(Dataset entries on figures)
######
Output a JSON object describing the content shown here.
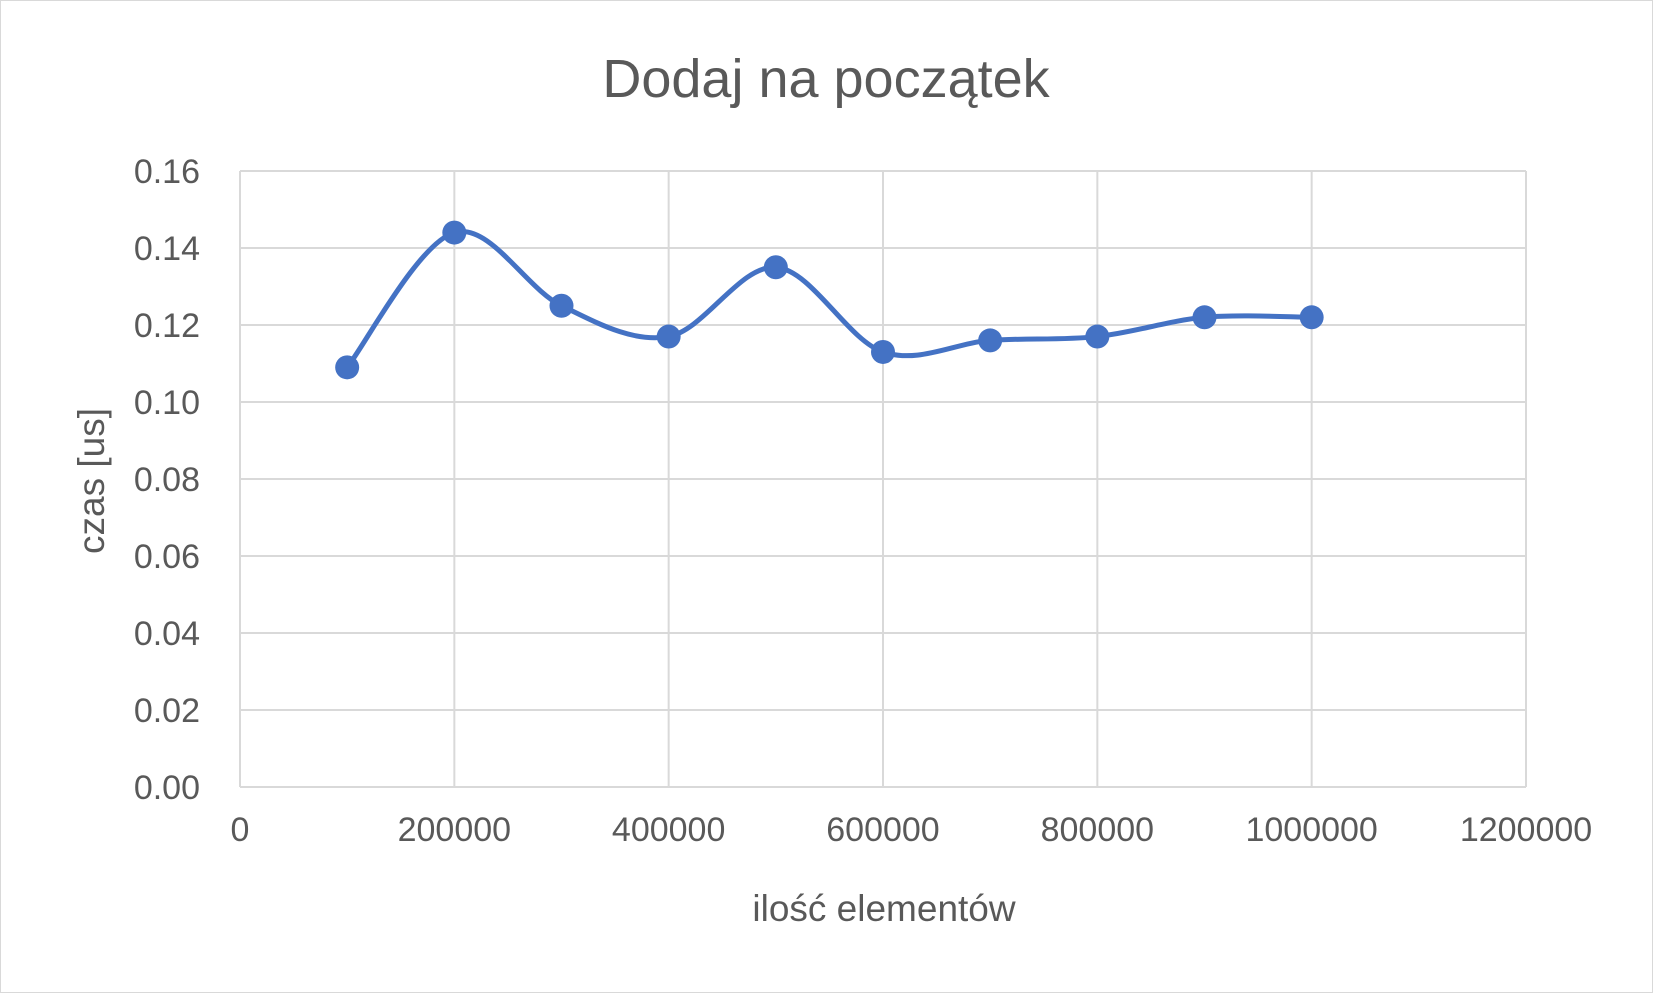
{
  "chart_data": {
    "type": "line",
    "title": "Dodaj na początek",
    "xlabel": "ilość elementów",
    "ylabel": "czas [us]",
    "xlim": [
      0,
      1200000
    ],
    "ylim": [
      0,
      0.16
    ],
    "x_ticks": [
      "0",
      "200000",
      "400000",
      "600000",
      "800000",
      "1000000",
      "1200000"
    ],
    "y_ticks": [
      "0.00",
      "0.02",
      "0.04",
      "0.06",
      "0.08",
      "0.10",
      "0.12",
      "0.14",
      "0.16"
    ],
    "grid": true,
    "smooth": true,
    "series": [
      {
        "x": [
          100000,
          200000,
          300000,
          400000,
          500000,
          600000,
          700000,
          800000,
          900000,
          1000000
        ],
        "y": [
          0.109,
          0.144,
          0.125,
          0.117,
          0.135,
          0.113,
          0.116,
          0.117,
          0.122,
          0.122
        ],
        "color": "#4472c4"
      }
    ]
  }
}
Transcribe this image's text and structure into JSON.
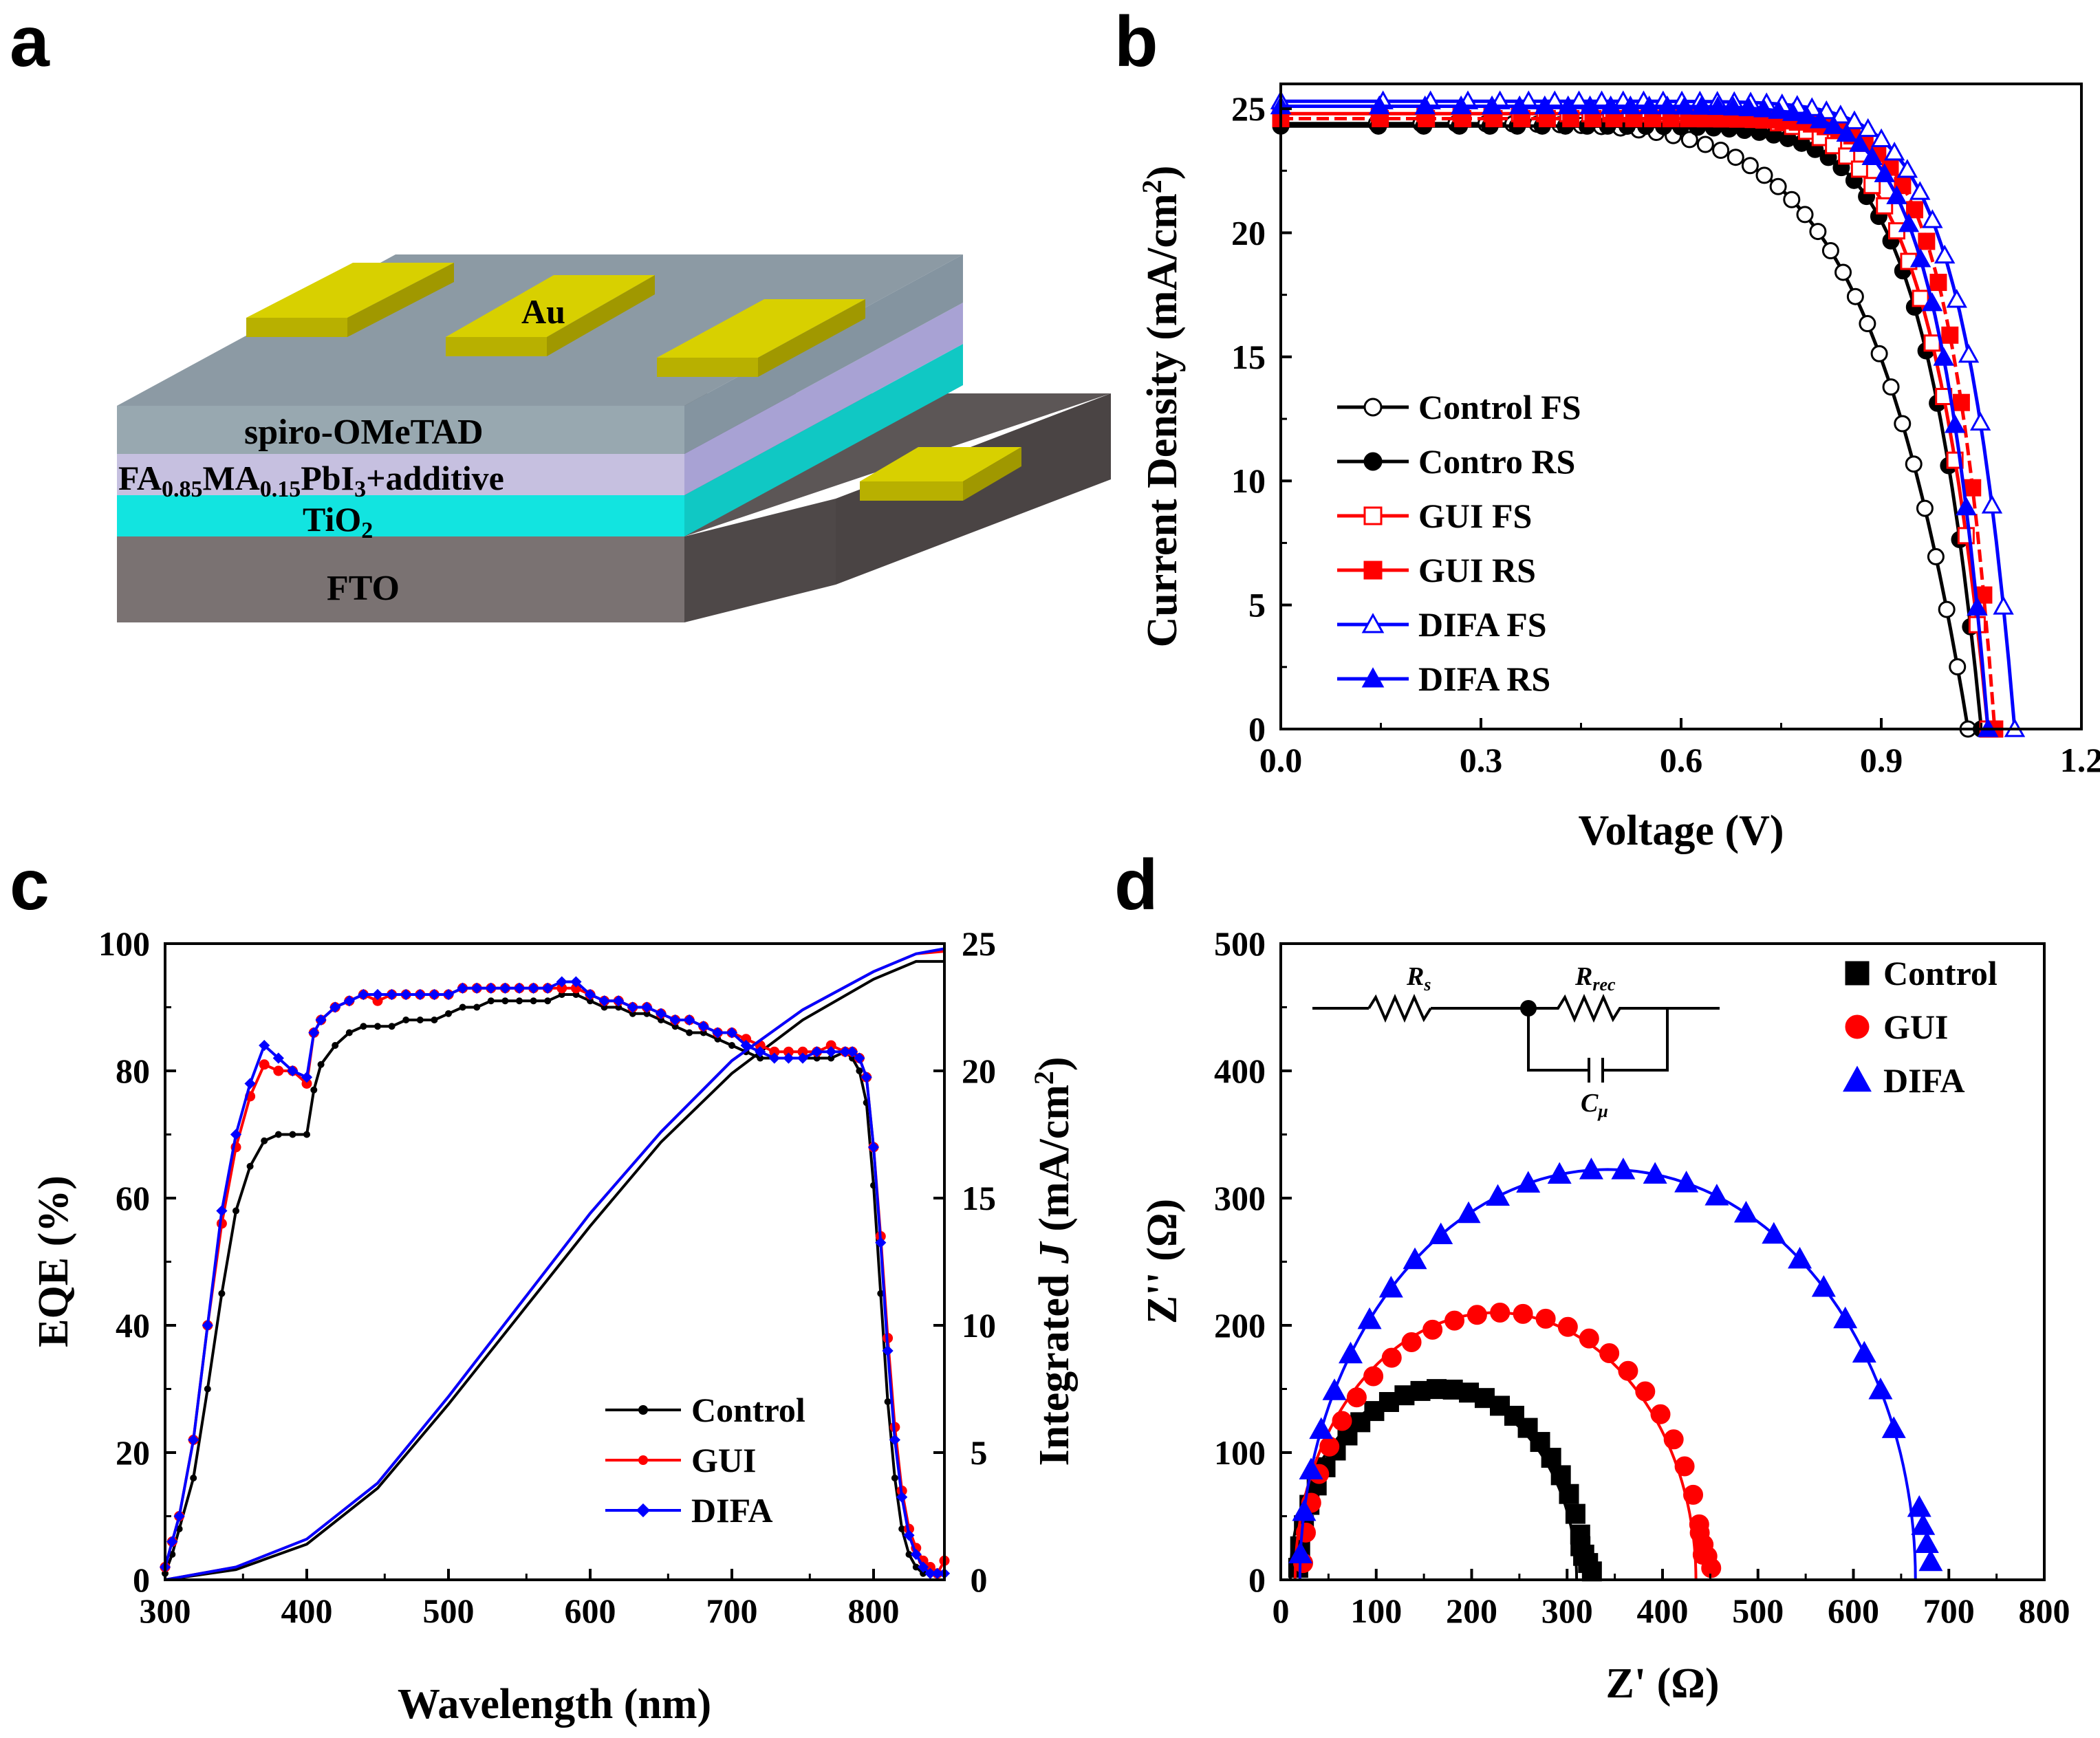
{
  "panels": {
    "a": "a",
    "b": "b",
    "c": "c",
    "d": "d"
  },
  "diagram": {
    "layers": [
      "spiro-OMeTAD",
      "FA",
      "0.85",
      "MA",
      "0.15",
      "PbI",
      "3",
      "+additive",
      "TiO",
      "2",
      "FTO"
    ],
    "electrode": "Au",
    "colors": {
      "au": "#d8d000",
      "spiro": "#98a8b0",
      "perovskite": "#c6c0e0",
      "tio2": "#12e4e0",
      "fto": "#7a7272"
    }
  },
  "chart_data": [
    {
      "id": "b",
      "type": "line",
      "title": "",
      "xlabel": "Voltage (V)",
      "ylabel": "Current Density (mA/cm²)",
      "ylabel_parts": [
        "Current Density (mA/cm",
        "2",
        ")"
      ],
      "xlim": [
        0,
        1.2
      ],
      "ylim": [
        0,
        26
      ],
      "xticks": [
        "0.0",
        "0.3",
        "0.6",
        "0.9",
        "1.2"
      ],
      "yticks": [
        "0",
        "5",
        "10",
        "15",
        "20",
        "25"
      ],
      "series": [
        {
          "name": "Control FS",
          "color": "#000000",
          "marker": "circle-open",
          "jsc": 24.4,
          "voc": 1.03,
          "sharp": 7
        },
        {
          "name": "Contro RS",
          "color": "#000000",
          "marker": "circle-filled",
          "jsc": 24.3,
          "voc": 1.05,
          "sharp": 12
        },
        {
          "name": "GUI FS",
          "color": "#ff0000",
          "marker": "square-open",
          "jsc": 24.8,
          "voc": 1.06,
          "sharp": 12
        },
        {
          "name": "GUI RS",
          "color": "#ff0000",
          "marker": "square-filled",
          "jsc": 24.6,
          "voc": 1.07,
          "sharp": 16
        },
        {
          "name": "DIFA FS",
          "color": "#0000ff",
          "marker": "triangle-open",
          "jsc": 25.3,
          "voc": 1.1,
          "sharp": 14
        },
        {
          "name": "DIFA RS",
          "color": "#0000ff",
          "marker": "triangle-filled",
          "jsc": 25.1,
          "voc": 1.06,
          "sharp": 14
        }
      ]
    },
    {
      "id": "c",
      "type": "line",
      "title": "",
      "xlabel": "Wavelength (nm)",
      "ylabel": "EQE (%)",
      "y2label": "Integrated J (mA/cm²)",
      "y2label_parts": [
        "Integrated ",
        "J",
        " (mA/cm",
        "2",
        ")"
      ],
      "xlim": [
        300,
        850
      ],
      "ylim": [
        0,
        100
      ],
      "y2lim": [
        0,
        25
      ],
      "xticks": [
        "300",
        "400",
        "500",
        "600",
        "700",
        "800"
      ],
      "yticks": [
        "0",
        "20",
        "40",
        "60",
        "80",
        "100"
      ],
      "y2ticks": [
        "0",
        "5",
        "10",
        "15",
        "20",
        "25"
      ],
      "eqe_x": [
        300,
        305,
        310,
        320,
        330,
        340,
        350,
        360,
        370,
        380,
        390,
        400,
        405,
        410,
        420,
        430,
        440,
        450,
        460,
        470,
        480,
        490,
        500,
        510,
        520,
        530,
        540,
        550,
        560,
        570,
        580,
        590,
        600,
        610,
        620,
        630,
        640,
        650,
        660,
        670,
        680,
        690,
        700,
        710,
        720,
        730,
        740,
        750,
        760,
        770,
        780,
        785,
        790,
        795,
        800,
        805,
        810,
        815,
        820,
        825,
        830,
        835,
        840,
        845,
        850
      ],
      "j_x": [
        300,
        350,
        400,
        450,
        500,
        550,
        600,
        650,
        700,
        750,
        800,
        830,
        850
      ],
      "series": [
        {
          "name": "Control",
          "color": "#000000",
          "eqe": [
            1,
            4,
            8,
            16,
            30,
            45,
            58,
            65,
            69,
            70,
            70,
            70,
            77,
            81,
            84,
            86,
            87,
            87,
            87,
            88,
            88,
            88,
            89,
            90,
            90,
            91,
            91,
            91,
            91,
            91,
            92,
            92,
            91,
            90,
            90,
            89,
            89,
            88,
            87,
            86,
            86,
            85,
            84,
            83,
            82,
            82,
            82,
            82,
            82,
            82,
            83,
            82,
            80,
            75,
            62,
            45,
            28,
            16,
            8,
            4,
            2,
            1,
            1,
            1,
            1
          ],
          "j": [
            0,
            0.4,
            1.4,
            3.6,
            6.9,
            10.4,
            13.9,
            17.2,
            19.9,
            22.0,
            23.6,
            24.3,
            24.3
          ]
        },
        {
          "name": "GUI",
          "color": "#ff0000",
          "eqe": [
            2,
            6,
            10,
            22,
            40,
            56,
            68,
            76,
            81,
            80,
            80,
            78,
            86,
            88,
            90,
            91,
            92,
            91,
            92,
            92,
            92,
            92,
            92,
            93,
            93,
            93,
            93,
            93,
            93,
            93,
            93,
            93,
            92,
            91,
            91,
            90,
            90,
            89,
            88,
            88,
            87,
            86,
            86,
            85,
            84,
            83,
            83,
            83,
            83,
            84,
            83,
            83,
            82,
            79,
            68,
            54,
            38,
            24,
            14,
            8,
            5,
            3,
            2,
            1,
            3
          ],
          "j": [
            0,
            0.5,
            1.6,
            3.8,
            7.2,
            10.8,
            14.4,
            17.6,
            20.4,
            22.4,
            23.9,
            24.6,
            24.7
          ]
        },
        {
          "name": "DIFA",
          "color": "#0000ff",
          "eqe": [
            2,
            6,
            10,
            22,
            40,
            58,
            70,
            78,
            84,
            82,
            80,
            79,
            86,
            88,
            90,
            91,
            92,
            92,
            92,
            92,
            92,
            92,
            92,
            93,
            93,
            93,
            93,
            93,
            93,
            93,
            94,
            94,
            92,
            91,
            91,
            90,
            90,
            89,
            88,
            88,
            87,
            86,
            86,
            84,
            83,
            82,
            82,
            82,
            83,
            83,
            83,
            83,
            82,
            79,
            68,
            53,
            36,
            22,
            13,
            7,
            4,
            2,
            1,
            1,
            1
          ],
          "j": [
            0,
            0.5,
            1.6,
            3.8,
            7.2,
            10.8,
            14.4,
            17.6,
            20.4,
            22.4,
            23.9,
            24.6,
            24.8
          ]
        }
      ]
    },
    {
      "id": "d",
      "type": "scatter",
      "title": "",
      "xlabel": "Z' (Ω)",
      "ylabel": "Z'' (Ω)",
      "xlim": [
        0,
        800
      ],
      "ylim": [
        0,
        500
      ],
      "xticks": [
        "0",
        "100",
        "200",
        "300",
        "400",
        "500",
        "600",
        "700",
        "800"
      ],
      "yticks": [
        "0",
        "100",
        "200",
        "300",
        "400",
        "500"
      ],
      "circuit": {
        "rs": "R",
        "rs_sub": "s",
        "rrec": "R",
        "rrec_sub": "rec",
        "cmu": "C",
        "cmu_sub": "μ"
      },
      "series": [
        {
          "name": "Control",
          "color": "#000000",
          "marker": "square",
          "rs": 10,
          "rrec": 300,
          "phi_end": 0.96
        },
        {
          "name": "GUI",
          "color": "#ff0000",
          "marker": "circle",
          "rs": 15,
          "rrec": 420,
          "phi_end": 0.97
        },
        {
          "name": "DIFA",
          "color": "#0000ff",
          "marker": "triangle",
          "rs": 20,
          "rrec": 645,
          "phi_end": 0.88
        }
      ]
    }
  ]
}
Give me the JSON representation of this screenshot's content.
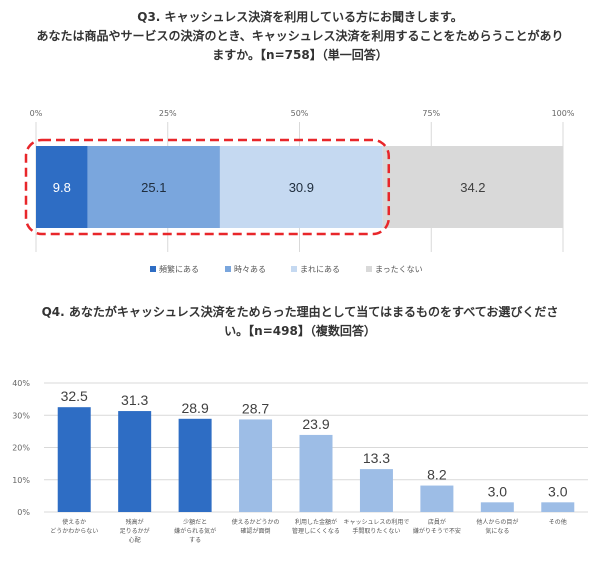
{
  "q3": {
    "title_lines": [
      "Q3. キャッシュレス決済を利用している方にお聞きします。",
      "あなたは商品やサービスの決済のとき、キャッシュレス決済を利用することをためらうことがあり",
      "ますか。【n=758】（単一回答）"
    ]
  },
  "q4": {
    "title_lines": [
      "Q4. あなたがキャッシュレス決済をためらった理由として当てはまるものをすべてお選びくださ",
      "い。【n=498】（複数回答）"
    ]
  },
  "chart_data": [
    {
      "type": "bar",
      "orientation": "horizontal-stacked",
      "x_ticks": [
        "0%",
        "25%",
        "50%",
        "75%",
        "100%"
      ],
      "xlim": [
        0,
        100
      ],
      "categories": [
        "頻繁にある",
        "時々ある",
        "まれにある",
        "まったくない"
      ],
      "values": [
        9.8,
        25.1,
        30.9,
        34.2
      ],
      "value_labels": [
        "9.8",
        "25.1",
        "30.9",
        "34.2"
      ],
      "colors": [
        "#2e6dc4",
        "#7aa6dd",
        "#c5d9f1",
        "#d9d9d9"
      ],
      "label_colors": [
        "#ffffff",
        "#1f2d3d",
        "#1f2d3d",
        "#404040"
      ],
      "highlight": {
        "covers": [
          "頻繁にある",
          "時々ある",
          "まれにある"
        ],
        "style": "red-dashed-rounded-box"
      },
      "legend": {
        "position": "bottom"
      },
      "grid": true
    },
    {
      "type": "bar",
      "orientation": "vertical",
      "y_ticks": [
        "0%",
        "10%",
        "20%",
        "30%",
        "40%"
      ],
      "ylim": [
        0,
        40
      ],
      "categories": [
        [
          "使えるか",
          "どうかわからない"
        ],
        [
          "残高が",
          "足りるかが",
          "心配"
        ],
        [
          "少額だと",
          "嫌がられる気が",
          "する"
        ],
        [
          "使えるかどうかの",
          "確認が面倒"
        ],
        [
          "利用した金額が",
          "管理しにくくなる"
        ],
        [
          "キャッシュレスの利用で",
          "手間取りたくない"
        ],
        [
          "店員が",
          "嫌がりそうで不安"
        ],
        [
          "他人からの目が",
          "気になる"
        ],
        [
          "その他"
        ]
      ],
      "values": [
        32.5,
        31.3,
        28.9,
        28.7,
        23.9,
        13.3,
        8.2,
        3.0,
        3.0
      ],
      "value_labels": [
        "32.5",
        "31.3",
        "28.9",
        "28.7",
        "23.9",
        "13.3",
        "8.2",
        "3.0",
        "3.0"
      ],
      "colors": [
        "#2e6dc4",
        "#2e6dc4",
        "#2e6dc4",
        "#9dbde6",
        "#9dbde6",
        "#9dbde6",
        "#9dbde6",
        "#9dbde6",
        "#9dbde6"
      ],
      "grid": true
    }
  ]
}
######
Directions for this task>
Only lines with "Current" are wanted here; list each of them.

Result of the exercise>
      "ylabel": "Current Density (mA/cm²)",
        "Current Density (mA/cm",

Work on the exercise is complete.